[Figure content listings]

:::

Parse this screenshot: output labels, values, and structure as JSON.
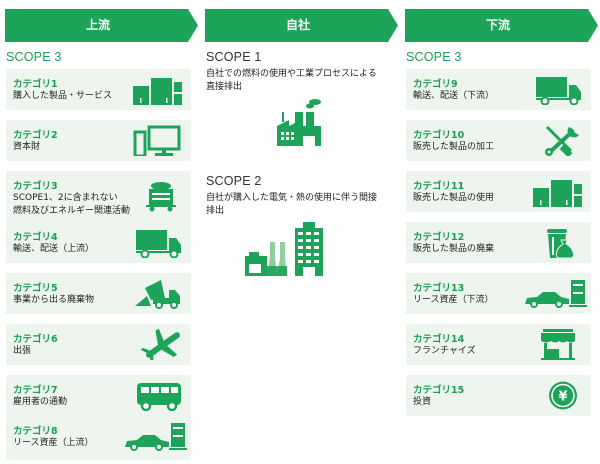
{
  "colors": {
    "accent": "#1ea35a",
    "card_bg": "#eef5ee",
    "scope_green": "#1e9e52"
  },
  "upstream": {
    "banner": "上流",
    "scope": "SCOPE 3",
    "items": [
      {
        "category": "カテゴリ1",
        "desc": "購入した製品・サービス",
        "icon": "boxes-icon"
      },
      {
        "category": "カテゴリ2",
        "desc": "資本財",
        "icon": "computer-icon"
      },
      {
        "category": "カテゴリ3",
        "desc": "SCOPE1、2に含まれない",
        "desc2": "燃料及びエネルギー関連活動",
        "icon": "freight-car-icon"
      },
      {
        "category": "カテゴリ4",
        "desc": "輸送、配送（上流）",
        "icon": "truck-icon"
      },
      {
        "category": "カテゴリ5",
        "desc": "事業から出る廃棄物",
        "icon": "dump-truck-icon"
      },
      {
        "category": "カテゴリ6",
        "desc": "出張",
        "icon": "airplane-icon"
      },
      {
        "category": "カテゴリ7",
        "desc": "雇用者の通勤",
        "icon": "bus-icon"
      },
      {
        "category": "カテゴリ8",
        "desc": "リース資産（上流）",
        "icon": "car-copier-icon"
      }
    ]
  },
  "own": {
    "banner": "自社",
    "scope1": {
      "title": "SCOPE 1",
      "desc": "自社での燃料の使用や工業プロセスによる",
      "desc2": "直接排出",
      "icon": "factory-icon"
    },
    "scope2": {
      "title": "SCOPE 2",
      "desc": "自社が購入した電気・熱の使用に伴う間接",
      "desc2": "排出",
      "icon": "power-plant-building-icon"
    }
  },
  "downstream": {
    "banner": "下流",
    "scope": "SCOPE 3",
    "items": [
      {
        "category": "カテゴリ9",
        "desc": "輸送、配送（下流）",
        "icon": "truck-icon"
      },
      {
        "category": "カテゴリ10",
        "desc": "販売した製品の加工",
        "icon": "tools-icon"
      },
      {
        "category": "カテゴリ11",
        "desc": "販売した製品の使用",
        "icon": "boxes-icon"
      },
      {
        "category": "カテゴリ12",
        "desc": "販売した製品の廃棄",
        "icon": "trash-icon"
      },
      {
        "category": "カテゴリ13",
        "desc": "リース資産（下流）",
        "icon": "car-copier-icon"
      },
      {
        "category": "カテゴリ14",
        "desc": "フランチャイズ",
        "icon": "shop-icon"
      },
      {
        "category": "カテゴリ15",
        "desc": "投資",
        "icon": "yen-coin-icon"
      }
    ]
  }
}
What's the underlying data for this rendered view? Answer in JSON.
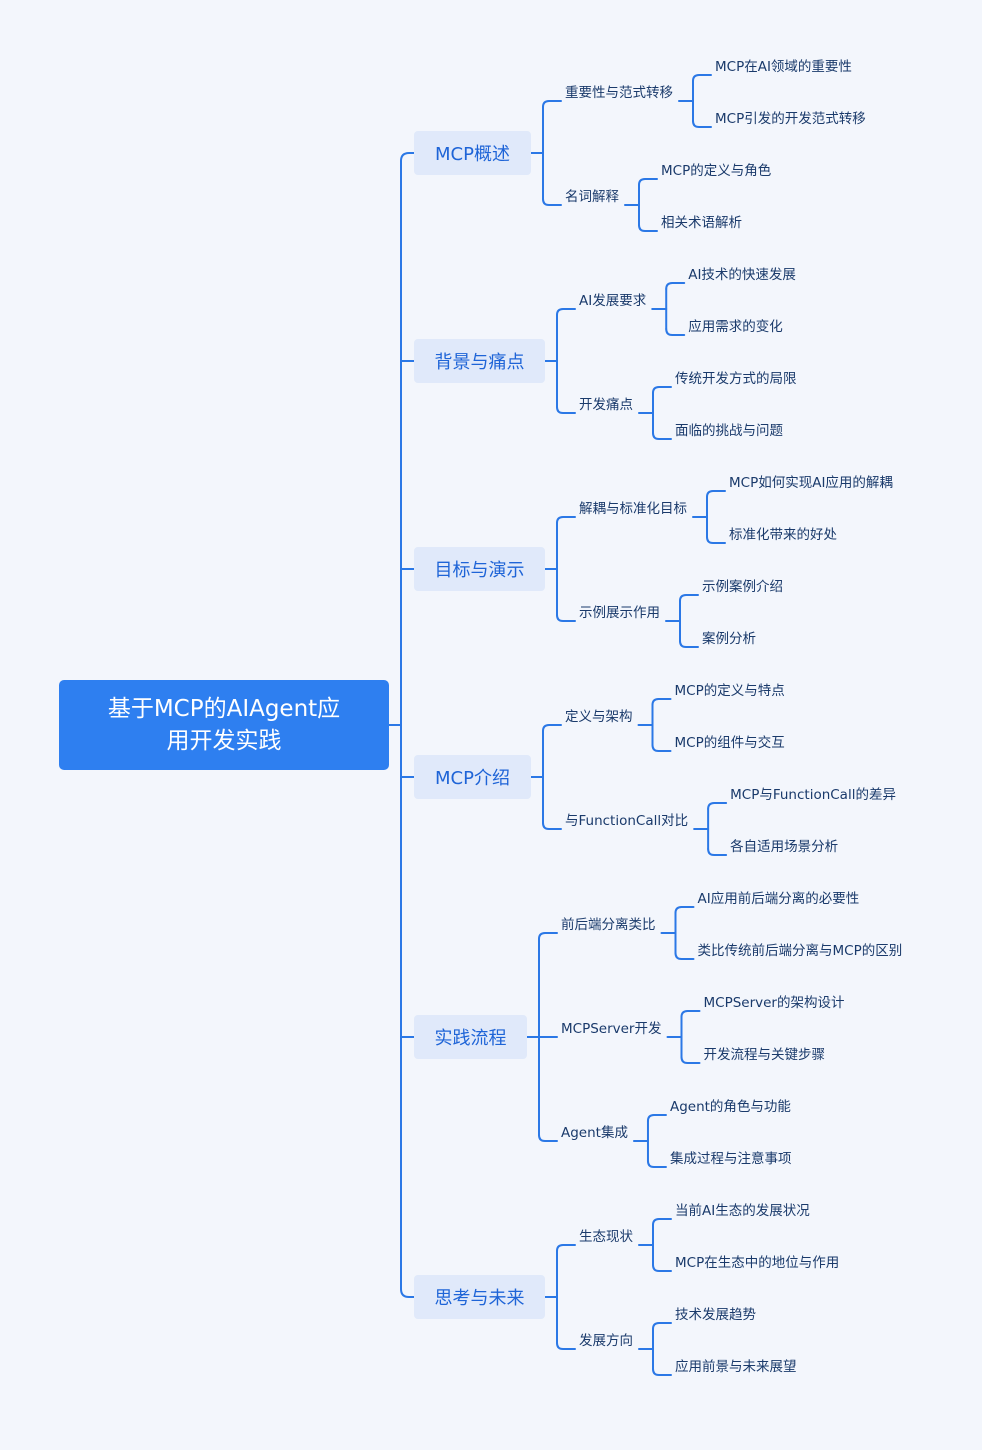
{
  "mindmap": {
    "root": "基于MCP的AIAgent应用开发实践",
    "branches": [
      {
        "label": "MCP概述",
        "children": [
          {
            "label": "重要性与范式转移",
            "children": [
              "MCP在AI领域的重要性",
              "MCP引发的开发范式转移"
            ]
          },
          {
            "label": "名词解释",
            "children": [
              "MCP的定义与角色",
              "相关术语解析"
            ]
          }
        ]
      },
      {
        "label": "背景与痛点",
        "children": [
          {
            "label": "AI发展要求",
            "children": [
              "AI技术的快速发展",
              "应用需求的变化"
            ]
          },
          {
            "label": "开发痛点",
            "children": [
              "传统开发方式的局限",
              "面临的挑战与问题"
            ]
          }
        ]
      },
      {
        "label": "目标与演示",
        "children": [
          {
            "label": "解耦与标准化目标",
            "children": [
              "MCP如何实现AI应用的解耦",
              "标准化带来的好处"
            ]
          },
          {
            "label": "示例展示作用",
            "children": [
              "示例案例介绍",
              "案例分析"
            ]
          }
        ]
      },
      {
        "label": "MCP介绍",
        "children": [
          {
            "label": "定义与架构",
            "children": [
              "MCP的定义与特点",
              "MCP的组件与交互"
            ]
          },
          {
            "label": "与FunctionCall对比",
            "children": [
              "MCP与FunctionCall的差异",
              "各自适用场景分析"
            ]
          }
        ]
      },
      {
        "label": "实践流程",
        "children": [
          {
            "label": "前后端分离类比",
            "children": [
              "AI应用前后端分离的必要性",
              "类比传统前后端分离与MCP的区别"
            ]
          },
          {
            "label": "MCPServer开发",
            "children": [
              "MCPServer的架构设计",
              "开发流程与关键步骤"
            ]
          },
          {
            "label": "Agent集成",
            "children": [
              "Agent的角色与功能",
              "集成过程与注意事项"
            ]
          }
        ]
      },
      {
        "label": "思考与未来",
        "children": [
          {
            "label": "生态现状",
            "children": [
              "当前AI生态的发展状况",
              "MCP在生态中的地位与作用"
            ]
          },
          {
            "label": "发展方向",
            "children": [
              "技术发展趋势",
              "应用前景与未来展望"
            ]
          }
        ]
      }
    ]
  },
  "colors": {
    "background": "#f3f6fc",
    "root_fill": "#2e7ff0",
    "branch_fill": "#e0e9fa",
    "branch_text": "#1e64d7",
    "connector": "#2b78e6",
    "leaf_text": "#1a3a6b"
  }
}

:::

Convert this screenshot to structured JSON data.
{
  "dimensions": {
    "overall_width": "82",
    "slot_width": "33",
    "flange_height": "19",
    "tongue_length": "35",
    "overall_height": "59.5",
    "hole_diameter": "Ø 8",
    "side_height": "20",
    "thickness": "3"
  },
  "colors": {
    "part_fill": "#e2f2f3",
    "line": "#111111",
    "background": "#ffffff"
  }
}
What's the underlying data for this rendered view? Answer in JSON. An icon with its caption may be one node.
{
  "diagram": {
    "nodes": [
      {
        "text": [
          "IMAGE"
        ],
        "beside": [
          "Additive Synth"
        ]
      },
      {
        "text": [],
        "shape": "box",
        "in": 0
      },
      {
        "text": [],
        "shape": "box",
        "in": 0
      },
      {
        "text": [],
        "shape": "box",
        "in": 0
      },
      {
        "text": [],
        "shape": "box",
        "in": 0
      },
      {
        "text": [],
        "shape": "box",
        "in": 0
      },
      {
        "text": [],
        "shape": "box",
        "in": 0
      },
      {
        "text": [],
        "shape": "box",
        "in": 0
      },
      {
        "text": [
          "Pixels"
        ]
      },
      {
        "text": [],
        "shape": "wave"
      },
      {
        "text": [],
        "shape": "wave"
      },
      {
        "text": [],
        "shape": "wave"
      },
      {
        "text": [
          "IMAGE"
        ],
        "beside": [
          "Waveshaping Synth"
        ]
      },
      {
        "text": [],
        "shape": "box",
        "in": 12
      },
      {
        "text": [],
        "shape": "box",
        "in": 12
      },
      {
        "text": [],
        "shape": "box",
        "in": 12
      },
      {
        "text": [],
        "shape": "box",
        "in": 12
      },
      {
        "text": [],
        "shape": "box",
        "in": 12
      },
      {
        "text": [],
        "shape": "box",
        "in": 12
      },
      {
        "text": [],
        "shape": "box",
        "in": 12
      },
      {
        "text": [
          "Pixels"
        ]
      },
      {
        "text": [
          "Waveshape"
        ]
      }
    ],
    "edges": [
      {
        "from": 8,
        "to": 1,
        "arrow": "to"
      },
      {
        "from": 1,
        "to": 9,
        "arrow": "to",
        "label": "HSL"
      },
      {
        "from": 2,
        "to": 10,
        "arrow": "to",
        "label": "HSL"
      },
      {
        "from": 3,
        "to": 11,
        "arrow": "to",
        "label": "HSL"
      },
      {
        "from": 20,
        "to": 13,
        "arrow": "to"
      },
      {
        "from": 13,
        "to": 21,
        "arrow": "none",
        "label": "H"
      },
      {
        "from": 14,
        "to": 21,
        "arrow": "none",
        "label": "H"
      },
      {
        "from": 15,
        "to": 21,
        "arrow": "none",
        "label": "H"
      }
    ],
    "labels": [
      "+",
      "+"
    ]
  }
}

:::

**EXERCISE OBJECTIVE:**
Gather from the entries above all lines that include the string "this".

**RESPONSE:**
Parse this screenshot: output labels, values, and structure as JSON.
What's the underlying data for this rendered view? Answer in JSON.
Convert this screenshot to structured JSON data.
What's the underlying data for this rendered view? Answer in JSON. An icon with its caption may be one node.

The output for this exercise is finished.